Directions | Scan the entries for the string "мастерской" and give the number of lines that have it, nothing further.

Source material |

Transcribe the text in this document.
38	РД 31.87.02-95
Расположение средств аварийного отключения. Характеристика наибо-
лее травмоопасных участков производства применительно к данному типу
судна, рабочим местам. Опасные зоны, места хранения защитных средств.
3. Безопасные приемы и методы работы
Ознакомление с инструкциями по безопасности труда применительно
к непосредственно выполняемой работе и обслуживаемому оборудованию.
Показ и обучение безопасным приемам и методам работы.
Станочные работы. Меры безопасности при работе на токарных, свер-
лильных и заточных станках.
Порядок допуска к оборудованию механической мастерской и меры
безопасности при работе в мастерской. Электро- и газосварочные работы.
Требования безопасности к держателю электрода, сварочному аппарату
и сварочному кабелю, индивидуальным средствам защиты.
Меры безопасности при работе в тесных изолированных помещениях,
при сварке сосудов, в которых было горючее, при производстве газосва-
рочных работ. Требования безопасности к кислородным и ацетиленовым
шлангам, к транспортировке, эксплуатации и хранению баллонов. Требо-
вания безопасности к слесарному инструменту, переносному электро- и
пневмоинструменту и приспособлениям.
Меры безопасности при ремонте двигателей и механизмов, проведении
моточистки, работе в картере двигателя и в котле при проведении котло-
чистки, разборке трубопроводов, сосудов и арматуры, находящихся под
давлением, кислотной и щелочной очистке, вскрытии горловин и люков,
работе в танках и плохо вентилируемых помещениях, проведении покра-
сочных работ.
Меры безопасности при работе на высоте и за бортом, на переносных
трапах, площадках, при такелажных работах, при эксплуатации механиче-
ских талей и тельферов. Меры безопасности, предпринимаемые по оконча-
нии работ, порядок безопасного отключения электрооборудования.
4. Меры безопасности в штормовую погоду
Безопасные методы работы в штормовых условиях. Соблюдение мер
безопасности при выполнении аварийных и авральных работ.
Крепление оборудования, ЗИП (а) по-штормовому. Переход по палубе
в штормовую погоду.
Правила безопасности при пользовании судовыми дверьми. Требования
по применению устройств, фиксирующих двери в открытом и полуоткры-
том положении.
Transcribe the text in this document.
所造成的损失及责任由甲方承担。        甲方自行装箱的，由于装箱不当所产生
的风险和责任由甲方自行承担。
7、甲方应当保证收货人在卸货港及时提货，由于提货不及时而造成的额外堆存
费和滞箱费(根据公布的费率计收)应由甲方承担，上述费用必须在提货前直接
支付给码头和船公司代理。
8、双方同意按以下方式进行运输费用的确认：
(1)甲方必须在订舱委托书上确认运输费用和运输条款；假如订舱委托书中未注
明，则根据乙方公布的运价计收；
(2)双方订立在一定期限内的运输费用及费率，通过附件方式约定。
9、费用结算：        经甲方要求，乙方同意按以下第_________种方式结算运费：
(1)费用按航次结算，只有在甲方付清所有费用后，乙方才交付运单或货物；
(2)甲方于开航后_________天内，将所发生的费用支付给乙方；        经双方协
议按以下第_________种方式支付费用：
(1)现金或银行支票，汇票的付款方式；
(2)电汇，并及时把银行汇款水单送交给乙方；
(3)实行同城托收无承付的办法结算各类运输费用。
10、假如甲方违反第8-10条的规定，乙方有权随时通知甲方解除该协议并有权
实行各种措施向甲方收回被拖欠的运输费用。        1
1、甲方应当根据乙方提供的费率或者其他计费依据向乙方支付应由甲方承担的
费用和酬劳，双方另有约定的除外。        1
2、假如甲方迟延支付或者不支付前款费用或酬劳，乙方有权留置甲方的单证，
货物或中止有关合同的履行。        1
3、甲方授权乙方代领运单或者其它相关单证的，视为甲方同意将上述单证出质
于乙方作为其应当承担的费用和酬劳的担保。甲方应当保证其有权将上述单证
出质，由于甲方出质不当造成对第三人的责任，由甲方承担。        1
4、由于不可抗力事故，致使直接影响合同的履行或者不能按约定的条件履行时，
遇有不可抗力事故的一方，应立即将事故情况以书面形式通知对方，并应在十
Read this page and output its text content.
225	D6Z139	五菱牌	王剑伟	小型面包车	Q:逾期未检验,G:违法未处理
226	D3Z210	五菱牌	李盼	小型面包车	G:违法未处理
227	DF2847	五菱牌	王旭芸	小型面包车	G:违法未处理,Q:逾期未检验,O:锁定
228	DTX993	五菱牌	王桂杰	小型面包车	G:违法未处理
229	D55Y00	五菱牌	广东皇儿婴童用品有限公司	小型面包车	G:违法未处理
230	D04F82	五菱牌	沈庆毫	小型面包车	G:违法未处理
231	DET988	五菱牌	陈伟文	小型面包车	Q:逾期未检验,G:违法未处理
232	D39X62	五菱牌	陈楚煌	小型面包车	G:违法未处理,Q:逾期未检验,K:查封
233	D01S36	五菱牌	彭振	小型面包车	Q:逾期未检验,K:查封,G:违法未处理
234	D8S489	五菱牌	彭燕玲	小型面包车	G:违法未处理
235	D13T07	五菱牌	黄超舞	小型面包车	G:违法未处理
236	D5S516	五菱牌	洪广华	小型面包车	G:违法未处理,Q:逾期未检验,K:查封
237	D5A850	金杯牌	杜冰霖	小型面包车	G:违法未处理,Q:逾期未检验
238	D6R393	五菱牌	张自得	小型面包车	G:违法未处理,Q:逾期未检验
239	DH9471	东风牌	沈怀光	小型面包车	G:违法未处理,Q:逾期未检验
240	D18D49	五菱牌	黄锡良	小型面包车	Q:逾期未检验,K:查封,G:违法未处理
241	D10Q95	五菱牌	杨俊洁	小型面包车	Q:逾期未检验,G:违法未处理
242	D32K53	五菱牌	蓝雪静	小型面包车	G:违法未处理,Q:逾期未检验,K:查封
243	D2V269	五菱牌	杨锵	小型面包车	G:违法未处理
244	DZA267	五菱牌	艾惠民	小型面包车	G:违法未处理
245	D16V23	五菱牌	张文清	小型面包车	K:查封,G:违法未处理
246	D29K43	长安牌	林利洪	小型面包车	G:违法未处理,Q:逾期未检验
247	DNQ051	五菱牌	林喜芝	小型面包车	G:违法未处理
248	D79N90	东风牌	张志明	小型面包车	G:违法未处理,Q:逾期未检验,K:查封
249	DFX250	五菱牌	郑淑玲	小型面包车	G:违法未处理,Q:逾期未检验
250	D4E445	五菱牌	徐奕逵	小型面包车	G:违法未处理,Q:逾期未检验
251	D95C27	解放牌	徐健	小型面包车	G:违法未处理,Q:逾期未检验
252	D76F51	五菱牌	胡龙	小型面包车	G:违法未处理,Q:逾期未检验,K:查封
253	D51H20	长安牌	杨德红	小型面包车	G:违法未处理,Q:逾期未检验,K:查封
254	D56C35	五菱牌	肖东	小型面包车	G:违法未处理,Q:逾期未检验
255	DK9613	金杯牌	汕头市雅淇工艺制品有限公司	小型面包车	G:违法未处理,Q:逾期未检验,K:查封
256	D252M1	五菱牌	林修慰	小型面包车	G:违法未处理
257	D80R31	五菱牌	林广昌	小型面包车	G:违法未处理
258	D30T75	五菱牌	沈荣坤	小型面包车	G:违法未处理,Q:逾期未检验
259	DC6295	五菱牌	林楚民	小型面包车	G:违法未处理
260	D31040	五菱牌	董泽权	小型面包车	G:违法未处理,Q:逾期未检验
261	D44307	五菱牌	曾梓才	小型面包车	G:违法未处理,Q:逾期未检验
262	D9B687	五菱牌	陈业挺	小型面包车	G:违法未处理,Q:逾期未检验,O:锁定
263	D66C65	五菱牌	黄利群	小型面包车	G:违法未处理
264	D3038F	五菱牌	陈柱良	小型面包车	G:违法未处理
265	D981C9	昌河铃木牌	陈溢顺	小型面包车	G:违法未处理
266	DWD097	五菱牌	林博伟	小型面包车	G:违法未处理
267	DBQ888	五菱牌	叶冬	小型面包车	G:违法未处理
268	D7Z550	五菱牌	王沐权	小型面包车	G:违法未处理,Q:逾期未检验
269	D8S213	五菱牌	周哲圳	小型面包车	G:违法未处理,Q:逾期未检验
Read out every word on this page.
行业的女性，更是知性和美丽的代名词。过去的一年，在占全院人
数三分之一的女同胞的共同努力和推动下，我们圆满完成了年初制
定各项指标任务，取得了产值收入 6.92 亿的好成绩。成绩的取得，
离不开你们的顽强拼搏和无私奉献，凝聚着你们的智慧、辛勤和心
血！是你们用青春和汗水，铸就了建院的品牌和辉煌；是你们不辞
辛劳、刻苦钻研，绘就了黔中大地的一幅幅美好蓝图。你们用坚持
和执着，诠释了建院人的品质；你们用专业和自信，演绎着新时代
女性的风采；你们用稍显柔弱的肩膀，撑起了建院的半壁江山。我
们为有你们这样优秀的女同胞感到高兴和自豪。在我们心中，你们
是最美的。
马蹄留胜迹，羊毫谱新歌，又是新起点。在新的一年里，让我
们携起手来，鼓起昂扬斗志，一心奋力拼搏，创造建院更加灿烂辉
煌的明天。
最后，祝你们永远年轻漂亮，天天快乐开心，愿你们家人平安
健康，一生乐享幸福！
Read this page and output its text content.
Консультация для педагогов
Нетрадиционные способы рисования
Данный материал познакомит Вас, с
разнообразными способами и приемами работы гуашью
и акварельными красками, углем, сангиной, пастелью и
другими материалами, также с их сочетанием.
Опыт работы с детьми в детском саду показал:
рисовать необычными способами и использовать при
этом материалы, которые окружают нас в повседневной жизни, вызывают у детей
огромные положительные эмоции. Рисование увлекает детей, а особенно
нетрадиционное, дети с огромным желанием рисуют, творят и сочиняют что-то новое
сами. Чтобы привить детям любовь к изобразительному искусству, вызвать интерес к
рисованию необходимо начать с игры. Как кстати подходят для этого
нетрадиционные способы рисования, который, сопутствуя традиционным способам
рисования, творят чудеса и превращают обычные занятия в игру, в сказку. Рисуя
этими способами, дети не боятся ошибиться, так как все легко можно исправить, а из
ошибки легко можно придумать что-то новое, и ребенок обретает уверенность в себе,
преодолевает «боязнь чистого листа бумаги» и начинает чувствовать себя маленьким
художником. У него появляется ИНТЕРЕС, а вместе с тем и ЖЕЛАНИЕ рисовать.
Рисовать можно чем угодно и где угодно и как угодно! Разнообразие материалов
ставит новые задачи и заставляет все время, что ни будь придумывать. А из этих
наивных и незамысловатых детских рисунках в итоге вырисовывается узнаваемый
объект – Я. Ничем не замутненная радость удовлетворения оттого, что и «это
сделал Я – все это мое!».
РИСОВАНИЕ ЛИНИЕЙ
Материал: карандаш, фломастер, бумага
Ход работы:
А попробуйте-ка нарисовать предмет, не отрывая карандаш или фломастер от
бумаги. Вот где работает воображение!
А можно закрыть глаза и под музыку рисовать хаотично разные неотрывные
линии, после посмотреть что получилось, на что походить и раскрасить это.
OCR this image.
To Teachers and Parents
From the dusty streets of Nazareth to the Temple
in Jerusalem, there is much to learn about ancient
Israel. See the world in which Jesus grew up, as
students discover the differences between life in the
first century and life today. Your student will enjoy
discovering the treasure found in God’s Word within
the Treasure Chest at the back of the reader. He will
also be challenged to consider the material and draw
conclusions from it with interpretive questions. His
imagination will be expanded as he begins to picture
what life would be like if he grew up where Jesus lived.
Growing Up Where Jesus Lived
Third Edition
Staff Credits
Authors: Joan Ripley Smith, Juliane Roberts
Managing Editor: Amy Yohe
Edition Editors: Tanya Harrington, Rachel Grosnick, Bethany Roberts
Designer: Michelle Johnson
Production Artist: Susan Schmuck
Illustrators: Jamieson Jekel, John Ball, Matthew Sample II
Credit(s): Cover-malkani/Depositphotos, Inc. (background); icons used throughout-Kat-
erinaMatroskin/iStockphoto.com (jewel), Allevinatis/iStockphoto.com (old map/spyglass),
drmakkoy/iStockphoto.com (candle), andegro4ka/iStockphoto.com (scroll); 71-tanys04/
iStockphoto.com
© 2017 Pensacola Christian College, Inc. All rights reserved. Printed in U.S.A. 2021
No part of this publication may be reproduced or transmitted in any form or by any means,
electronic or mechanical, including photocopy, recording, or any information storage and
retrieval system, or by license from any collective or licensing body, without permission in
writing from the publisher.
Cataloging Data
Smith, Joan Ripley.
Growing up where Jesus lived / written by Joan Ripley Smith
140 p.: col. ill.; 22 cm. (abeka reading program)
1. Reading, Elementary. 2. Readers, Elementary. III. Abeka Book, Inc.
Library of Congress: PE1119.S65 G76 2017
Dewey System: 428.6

Result below | 2